Extract each line bearing the word "grid".

* Data for processing:
-=-=-=-=-

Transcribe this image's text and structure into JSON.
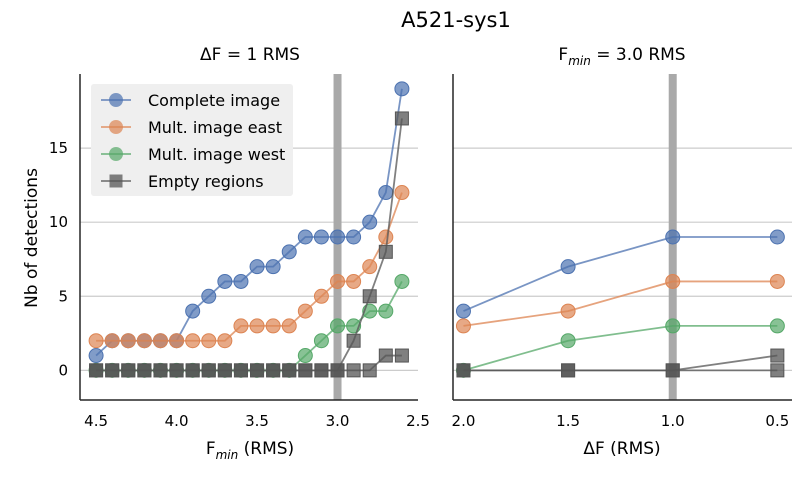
{
  "figure_title": "A521-sys1",
  "colors": {
    "complete": "#4c72b0",
    "east": "#dd8452",
    "west": "#55a868",
    "empty": "#555555",
    "vline": "#a9a9a9",
    "grid": "#cccccc",
    "axis": "#262626"
  },
  "chart_data": [
    {
      "type": "line",
      "title_main": "ΔF = 1 RMS",
      "xlabel_main": "F",
      "xlabel_sub": "min",
      "xlabel_suffix": " (RMS)",
      "ylabel": "Nb of detections",
      "xlim": [
        4.6,
        2.5
      ],
      "ylim": [
        -2,
        20
      ],
      "x_inverted": true,
      "grid": "horizontal",
      "vline_x": 3.0,
      "xticks": [
        4.5,
        4.0,
        3.5,
        3.0,
        2.5
      ],
      "xtick_labels": [
        "4.5",
        "4.0",
        "3.5",
        "3.0",
        "2.5"
      ],
      "yticks": [
        0,
        5,
        10,
        15
      ],
      "ytick_labels": [
        "0",
        "5",
        "10",
        "15"
      ],
      "legend_position": "top-left",
      "x": [
        4.5,
        4.4,
        4.3,
        4.2,
        4.1,
        4.0,
        3.9,
        3.8,
        3.7,
        3.6,
        3.5,
        3.4,
        3.3,
        3.2,
        3.1,
        3.0,
        2.9,
        2.8,
        2.7,
        2.6
      ],
      "series": [
        {
          "name": "Complete image",
          "marker": "circle",
          "color_key": "complete",
          "values": [
            1,
            2,
            2,
            2,
            2,
            2,
            4,
            5,
            6,
            6,
            7,
            7,
            8,
            9,
            9,
            9,
            9,
            10,
            12,
            19
          ]
        },
        {
          "name": "Mult. image east",
          "marker": "circle",
          "color_key": "east",
          "values": [
            2,
            2,
            2,
            2,
            2,
            2,
            2,
            2,
            2,
            3,
            3,
            3,
            3,
            4,
            5,
            6,
            6,
            7,
            9,
            12
          ]
        },
        {
          "name": "Mult. image west",
          "marker": "circle",
          "color_key": "west",
          "values": [
            0,
            0,
            0,
            0,
            0,
            0,
            0,
            0,
            0,
            0,
            0,
            0,
            0,
            1,
            2,
            3,
            3,
            4,
            4,
            6
          ]
        },
        {
          "name": "Empty regions",
          "marker": "square",
          "color_key": "empty",
          "values": [
            0,
            0,
            0,
            0,
            0,
            0,
            0,
            0,
            0,
            0,
            0,
            0,
            0,
            0,
            0,
            0,
            2,
            5,
            8,
            17
          ]
        },
        {
          "name": "",
          "marker": "square",
          "color_key": "empty",
          "values": [
            0,
            0,
            0,
            0,
            0,
            0,
            0,
            0,
            0,
            0,
            0,
            0,
            0,
            0,
            0,
            0,
            0,
            0,
            1,
            1
          ]
        }
      ]
    },
    {
      "type": "line",
      "title_main": "F",
      "title_sub": "min",
      "title_suffix": " = 3.0 RMS",
      "xlabel_main": "ΔF (RMS)",
      "xlim": [
        2.05,
        0.43
      ],
      "ylim": [
        -2,
        20
      ],
      "x_inverted": true,
      "grid": "horizontal",
      "vline_x": 1.0,
      "shared_y": true,
      "xticks": [
        2.0,
        1.5,
        1.0,
        0.5
      ],
      "xtick_labels": [
        "2.0",
        "1.5",
        "1.0",
        "0.5"
      ],
      "x": [
        2.0,
        1.5,
        1.0,
        0.5
      ],
      "series": [
        {
          "name": "Complete image",
          "marker": "circle",
          "color_key": "complete",
          "values": [
            4,
            7,
            9,
            9
          ]
        },
        {
          "name": "Mult. image east",
          "marker": "circle",
          "color_key": "east",
          "values": [
            3,
            4,
            6,
            6
          ]
        },
        {
          "name": "Mult. image west",
          "marker": "circle",
          "color_key": "west",
          "values": [
            0,
            2,
            3,
            3
          ]
        },
        {
          "name": "Empty regions",
          "marker": "square",
          "color_key": "empty",
          "values": [
            0,
            0,
            0,
            1
          ]
        },
        {
          "name": "",
          "marker": "square",
          "color_key": "empty",
          "values": [
            0,
            0,
            0,
            0
          ]
        }
      ]
    }
  ]
}
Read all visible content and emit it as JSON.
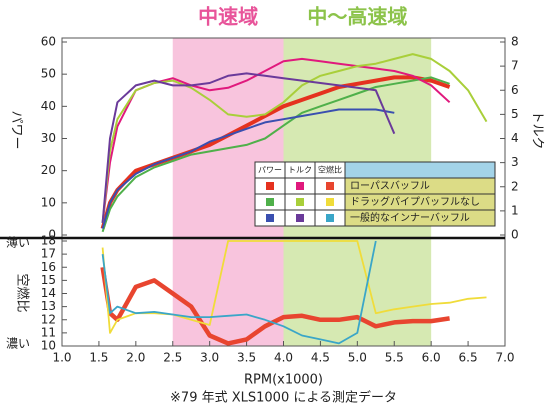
{
  "bands": [
    {
      "label": "中速域",
      "from": 2.5,
      "to": 4.0,
      "color": "#f8c4dd",
      "text_color": "#e8549a"
    },
    {
      "label": "中〜高速域",
      "from": 4.0,
      "to": 6.0,
      "color": "#d6e9b2",
      "text_color": "#8cc34a"
    }
  ],
  "legend": {
    "headers": [
      "パワー",
      "トルク",
      "空燃比"
    ],
    "rows": [
      "ローパスバッフル",
      "ドラッグパイプバッフルなし",
      "一般的なインナーバッフル"
    ]
  },
  "footnote": "※79 年式 XLS1000 による測定データ",
  "chart_data": [
    {
      "type": "line",
      "y_label": "パワー",
      "y2_label": "トルク",
      "x": [
        1.55,
        1.65,
        1.75,
        2.0,
        2.25,
        2.5,
        2.75,
        3.0,
        3.25,
        3.5,
        3.75,
        4.0,
        4.25,
        4.5,
        4.75,
        5.0,
        5.25,
        5.5,
        5.75,
        6.0,
        6.25,
        6.5,
        6.75
      ],
      "xlim": [
        1.0,
        7.0
      ],
      "ylim": [
        0,
        60
      ],
      "yticks": [
        0,
        10,
        20,
        30,
        40,
        50,
        60
      ],
      "y2lim": [
        0,
        8
      ],
      "y2ticks": [
        0,
        1,
        2,
        3,
        4,
        5,
        6,
        7,
        8
      ],
      "series": [
        {
          "color": "#e5321f",
          "values": [
            2,
            10,
            14,
            20,
            22,
            24,
            26,
            28,
            31,
            34,
            37,
            40,
            42,
            44,
            46,
            47,
            48,
            49,
            49,
            48,
            46,
            null,
            null
          ]
        },
        {
          "color": "#4fb04a",
          "values": [
            1,
            8,
            12,
            18,
            21,
            23,
            25,
            26,
            27,
            28,
            30,
            34,
            38,
            40,
            42,
            44,
            46,
            47,
            48,
            49,
            47,
            null,
            null
          ]
        },
        {
          "color": "#3a4fb0",
          "values": [
            2,
            10,
            14,
            19,
            22,
            24,
            26,
            29,
            31,
            33,
            35,
            36,
            37,
            38,
            39,
            39,
            39,
            38,
            null,
            null,
            null,
            null,
            null
          ]
        },
        {
          "color": "#e0197d",
          "axis": "y2",
          "values": [
            0.5,
            3,
            4.5,
            6,
            6.3,
            6.5,
            6.2,
            6.0,
            6.1,
            6.4,
            6.8,
            7.2,
            7.3,
            7.2,
            7.1,
            7.0,
            6.9,
            6.8,
            6.6,
            6.2,
            5.5,
            null,
            null
          ]
        },
        {
          "color": "#a9cf3a",
          "axis": "y2",
          "values": [
            0.5,
            3.5,
            4.8,
            6.0,
            6.3,
            6.4,
            6.1,
            5.6,
            5.0,
            4.9,
            5.0,
            5.5,
            6.2,
            6.6,
            6.8,
            7.0,
            7.1,
            7.3,
            7.5,
            7.3,
            6.8,
            6.0,
            4.7
          ]
        },
        {
          "color": "#6a3a9a",
          "axis": "y2",
          "values": [
            0.5,
            4,
            5.5,
            6.2,
            6.4,
            6.2,
            6.2,
            6.3,
            6.6,
            6.7,
            6.6,
            6.5,
            6.4,
            6.3,
            6.2,
            6.1,
            6.0,
            4.2,
            null,
            null,
            null,
            null,
            null
          ]
        }
      ]
    },
    {
      "type": "line",
      "y_label": "空燃比",
      "y_top_label": "薄い",
      "y_bottom_label": "濃い",
      "x_label": "RPM(x1000)",
      "x": [
        1.55,
        1.65,
        1.75,
        2.0,
        2.25,
        2.5,
        2.75,
        3.0,
        3.25,
        3.5,
        3.75,
        4.0,
        4.25,
        4.5,
        4.75,
        5.0,
        5.25,
        5.5,
        5.75,
        6.0,
        6.25,
        6.5,
        6.75
      ],
      "xlim": [
        1.0,
        7.0
      ],
      "xticks": [
        {
          "value": 1,
          "label": "1.0"
        },
        {
          "value": 1.5,
          "label": "1.5"
        },
        {
          "value": 2,
          "label": "2.0"
        },
        {
          "value": 2.5,
          "label": "2.5"
        },
        {
          "value": 3,
          "label": "3.0"
        },
        {
          "value": 3.5,
          "label": "3.5"
        },
        {
          "value": 4,
          "label": "4.0"
        },
        {
          "value": 4.5,
          "label": "4.5"
        },
        {
          "value": 5,
          "label": "5.0"
        },
        {
          "value": 5.5,
          "label": "5.5"
        },
        {
          "value": 6,
          "label": "6.0"
        },
        {
          "value": 6.5,
          "label": "6.5"
        },
        {
          "value": 7,
          "label": "7.0"
        }
      ],
      "ylim": [
        10,
        18
      ],
      "yticks": [
        10,
        11,
        12,
        13,
        14,
        15,
        16,
        17,
        18
      ],
      "series": [
        {
          "color": "#e8452f",
          "values": [
            16,
            12.5,
            12,
            14.5,
            15,
            14,
            13,
            10.8,
            10.2,
            10.5,
            11.5,
            12.2,
            12.3,
            12.0,
            12.0,
            12.2,
            11.5,
            11.8,
            11.9,
            11.9,
            12.1,
            null,
            null
          ]
        },
        {
          "color": "#f0dc3a",
          "values": [
            17.5,
            11,
            12,
            12.5,
            12.5,
            12.4,
            12,
            11.6,
            18,
            18,
            18,
            18,
            18,
            18,
            18,
            18,
            12.5,
            12.8,
            13.0,
            13.2,
            13.3,
            13.6,
            13.7
          ]
        },
        {
          "color": "#3aa6c8",
          "values": [
            17,
            12.5,
            13,
            12.5,
            12.6,
            12.4,
            12.2,
            12.2,
            12.3,
            12.4,
            12.0,
            11.5,
            10.8,
            10.5,
            10.2,
            11.0,
            18,
            null,
            null,
            null,
            null,
            null,
            null
          ]
        }
      ]
    }
  ]
}
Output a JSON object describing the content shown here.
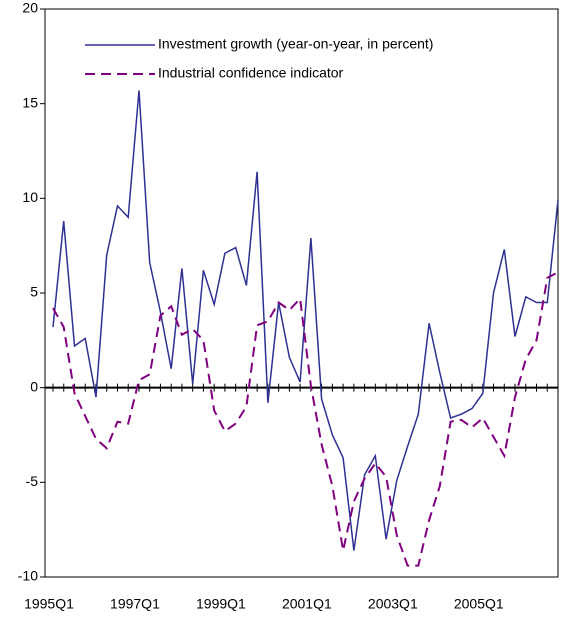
{
  "chart_data": {
    "type": "line",
    "categories": [
      "1995Q1",
      null,
      null,
      null,
      null,
      null,
      null,
      null,
      "1997Q1",
      null,
      null,
      null,
      null,
      null,
      null,
      null,
      "1999Q1",
      null,
      null,
      null,
      null,
      null,
      null,
      null,
      "2001Q1",
      null,
      null,
      null,
      null,
      null,
      null,
      null,
      "2003Q1",
      null,
      null,
      null,
      null,
      null,
      null,
      null,
      "2005Q1",
      null,
      null,
      null,
      null,
      null,
      null,
      null
    ],
    "series": [
      {
        "name": "Investment growth (year-on-year, in percent)",
        "color": "#2e3192",
        "dash": "solid",
        "values": [
          3.2,
          8.8,
          2.2,
          2.6,
          -0.5,
          7.0,
          9.6,
          9.0,
          15.7,
          6.6,
          4.0,
          1.0,
          6.3,
          0.2,
          6.2,
          4.4,
          7.1,
          7.4,
          5.4,
          11.4,
          -0.8,
          4.5,
          1.6,
          0.3,
          7.9,
          -0.6,
          -2.5,
          -3.7,
          -8.6,
          -4.6,
          -3.6,
          -8.0,
          -4.9,
          -3.1,
          -1.4,
          3.4,
          0.8,
          -1.6,
          -1.4,
          -1.1,
          -0.3,
          5.0,
          7.3,
          2.7,
          4.8,
          4.5,
          4.5,
          9.9
        ]
      },
      {
        "name": "Industrial confidence indicator",
        "color": "#800080",
        "dash": "dashed",
        "values": [
          4.2,
          3.2,
          -0.3,
          -1.5,
          -2.7,
          -3.2,
          -1.8,
          -1.9,
          0.4,
          0.7,
          3.8,
          4.3,
          2.8,
          3.1,
          2.5,
          -1.2,
          -2.3,
          -1.9,
          -1.0,
          3.3,
          3.5,
          4.5,
          4.1,
          4.7,
          0.1,
          -3.0,
          -5.2,
          -8.6,
          -6.0,
          -4.8,
          -4.0,
          -4.7,
          -7.8,
          -9.4,
          -9.4,
          -7.0,
          -5.2,
          -1.8,
          -1.7,
          -2.1,
          -1.6,
          -2.6,
          -3.6,
          -0.5,
          1.5,
          2.5,
          5.8,
          6.1
        ]
      }
    ],
    "ylim": [
      -10,
      20
    ],
    "yticks": [
      -10,
      -5,
      0,
      5,
      10,
      15,
      20
    ],
    "grid": false
  }
}
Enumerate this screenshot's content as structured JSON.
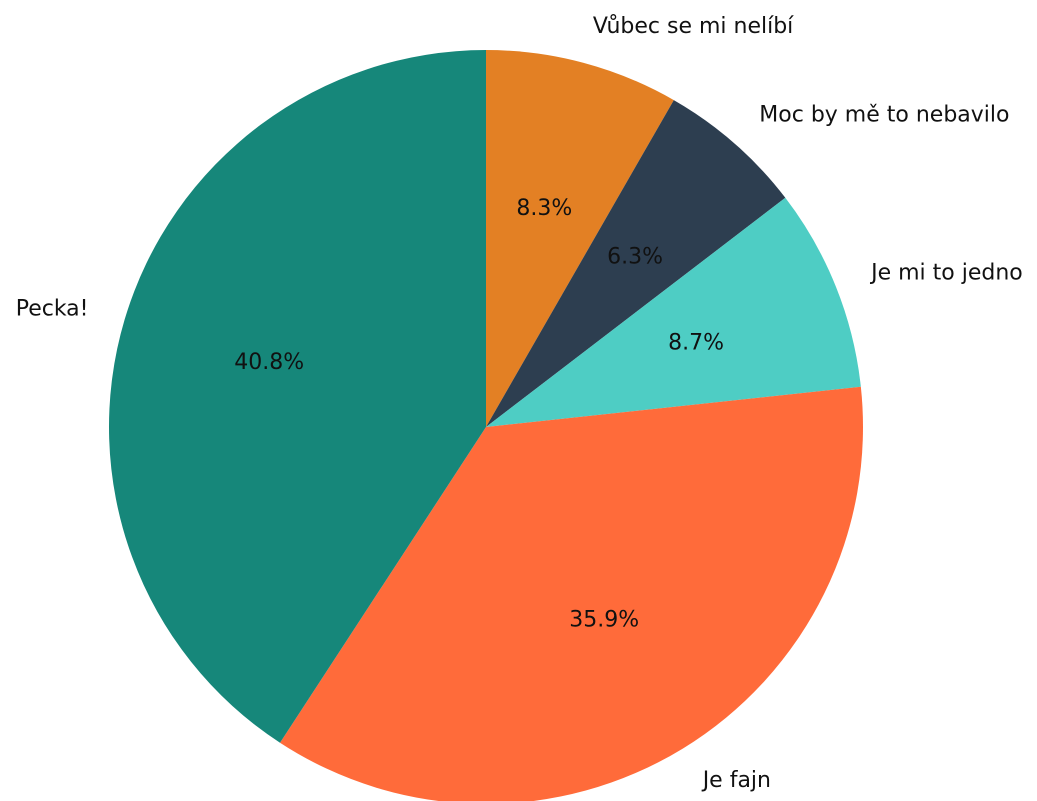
{
  "chart_data": {
    "type": "pie",
    "title": "",
    "slices": [
      {
        "label": "Vůbec se mi nelíbí",
        "value": 8.3,
        "pct_label": "8.3%",
        "color": "#e38024"
      },
      {
        "label": "Moc by mě to nebavilo",
        "value": 6.3,
        "pct_label": "6.3%",
        "color": "#2d3e50"
      },
      {
        "label": "Je mi to jedno",
        "value": 8.7,
        "pct_label": "8.7%",
        "color": "#4ecdc4"
      },
      {
        "label": "Je fajn",
        "value": 35.9,
        "pct_label": "35.9%",
        "color": "#ff6b3a"
      },
      {
        "label": "Pecka!",
        "value": 40.8,
        "pct_label": "40.8%",
        "color": "#16877a"
      }
    ],
    "start_angle": "top",
    "direction": "clockwise",
    "legend": "none"
  }
}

-=-=-=-=-

* Task output:
    "grid": "#cccccc",
      "grid": "horizontal",
      "grid": "horizontal",
    "grid": false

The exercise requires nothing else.